▸ **TASK GOAL**
Look through the data below. Pick out the lines holding the string "screenshot".

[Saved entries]
'''
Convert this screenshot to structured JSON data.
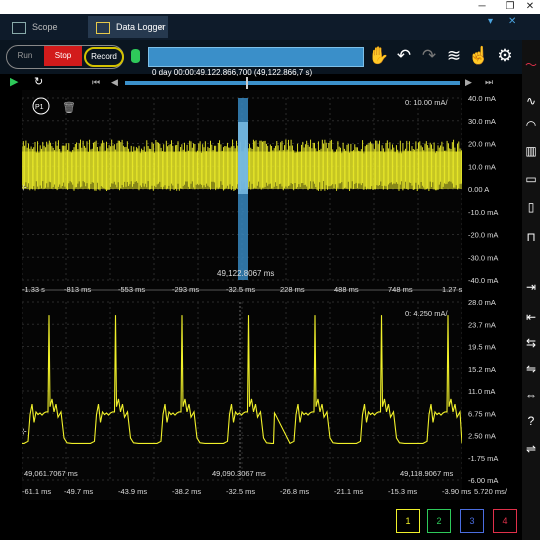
{
  "window": {
    "minimize": "─",
    "restore": "❐",
    "close": "✕"
  },
  "tabs": [
    {
      "label": "Scope"
    },
    {
      "label": "Data Logger"
    }
  ],
  "tab_close": "×",
  "tab_controls": {
    "pin": "▾",
    "add": "✕"
  },
  "toolbar": {
    "run": "Run",
    "stop": "Stop",
    "record": "Record",
    "progress": ""
  },
  "timestamp": "0 day 00:00:49.122.866,700 (49,122.866,7 s)",
  "channels": [
    "1",
    "2",
    "3",
    "4"
  ],
  "colors": {
    "trace": "#f0f02a",
    "accent": "#3a8fc9",
    "stop": "#d21b1b",
    "ch1": "#f0f02a",
    "ch2": "#2ec95a",
    "ch3": "#4a6de0",
    "ch4": "#e0304a"
  },
  "top_panel": {
    "badge": "P1",
    "scale": "10.00 mA/",
    "scale_prefix": "0:",
    "y_ticks": [
      "40.0 mA",
      "30.0 mA",
      "20.0 mA",
      "10.0 mA",
      "0.00 A",
      "-10.0 mA",
      "-20.0 mA",
      "-30.0 mA",
      "-40.0 mA"
    ],
    "x_ticks": [
      "-1.33 s",
      "-813 ms",
      "-553 ms",
      "-293 ms",
      "-32.5 ms",
      "228 ms",
      "488 ms",
      "748 ms",
      "1.27 s"
    ],
    "cursor_label": "49,122.8067 ms"
  },
  "bottom_panel": {
    "scale": "4.250 mA/",
    "scale_prefix": "0:",
    "y_ticks": [
      "28.0 mA",
      "23.7 mA",
      "19.5 mA",
      "15.2 mA",
      "11.0 mA",
      "6.75 mA",
      "2.50 mA",
      "-1.75 mA",
      "-6.00 mA"
    ],
    "x_ticks": [
      "-61.1 ms",
      "-49.7 ms",
      "-43.9 ms",
      "-38.2 ms",
      "-32.5 ms",
      "-26.8 ms",
      "-21.1 ms",
      "-15.3 ms",
      "-3.90 ms"
    ],
    "x_tick_last": "5.720 ms/",
    "time_labels": [
      "49,061.7067 ms",
      "49,090.3067 ms",
      "49,118.9067 ms"
    ]
  },
  "icons": {
    "hand": "✋",
    "undo": "↶",
    "redo": "↷",
    "waveform": "≋",
    "touch": "☝",
    "gear": "⚙",
    "play": "▶",
    "refresh": "↻",
    "first": "⏮",
    "prev": "◀",
    "next": "▶",
    "last": "⏭",
    "trash": "🗑",
    "side": [
      "〜",
      "∿",
      "◠",
      "▥",
      "▭",
      "▯",
      "⊓",
      "⇥",
      "⇤",
      "⇆",
      "⇋",
      "⇔",
      "?",
      "⇌"
    ]
  }
}
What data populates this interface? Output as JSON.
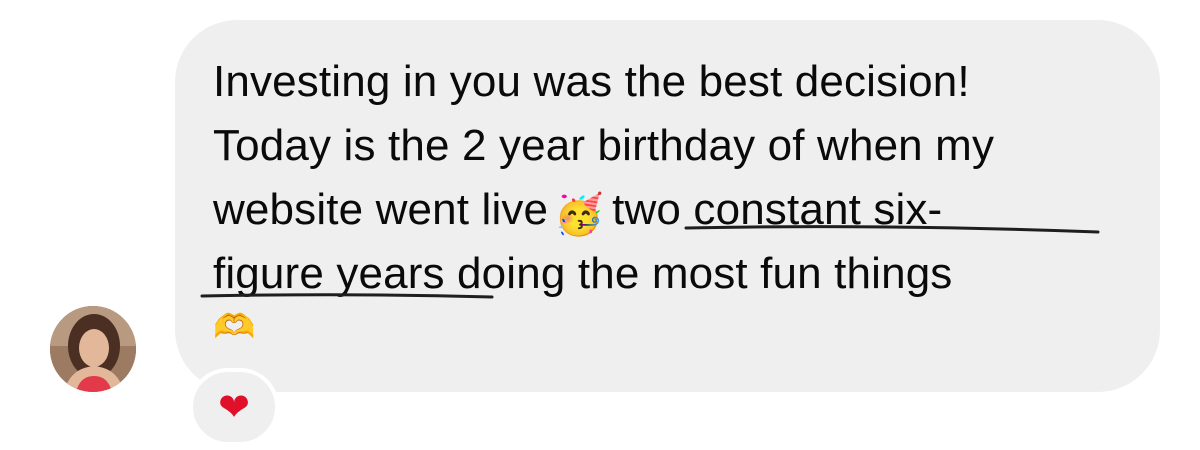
{
  "message": {
    "line1": "Investing in you was the best decision!",
    "line2": "Today is the 2 year birthday of when my",
    "line3_pre": "website went live",
    "line3_emoji": "🥳",
    "line3_post": "two constant six-",
    "line4_underlined": "figure years",
    "line4_rest": " doing the most fun things",
    "trailing_emoji": "🫶"
  },
  "reaction": {
    "emoji": "❤"
  },
  "colors": {
    "bubble": "#efefef",
    "text": "#0a0a0a",
    "underline": "#1e1e1e",
    "reaction_heart": "#e0102a"
  },
  "icons": {
    "avatar": "sender-avatar",
    "reaction": "heart-icon"
  }
}
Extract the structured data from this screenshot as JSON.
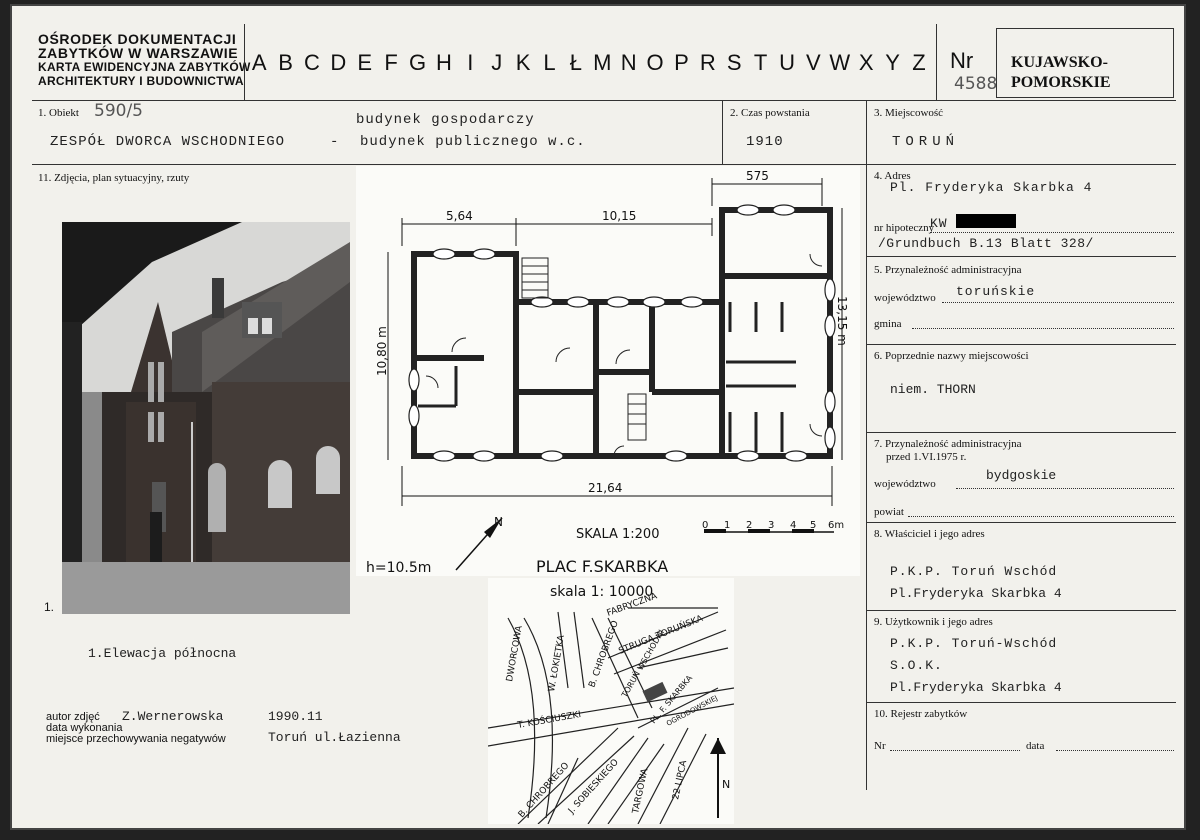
'''
▸ **WRITTEN RESPONSE**
Convert this screenshot to structured JSON data.
Extract the structured data from this screenshot as JSON.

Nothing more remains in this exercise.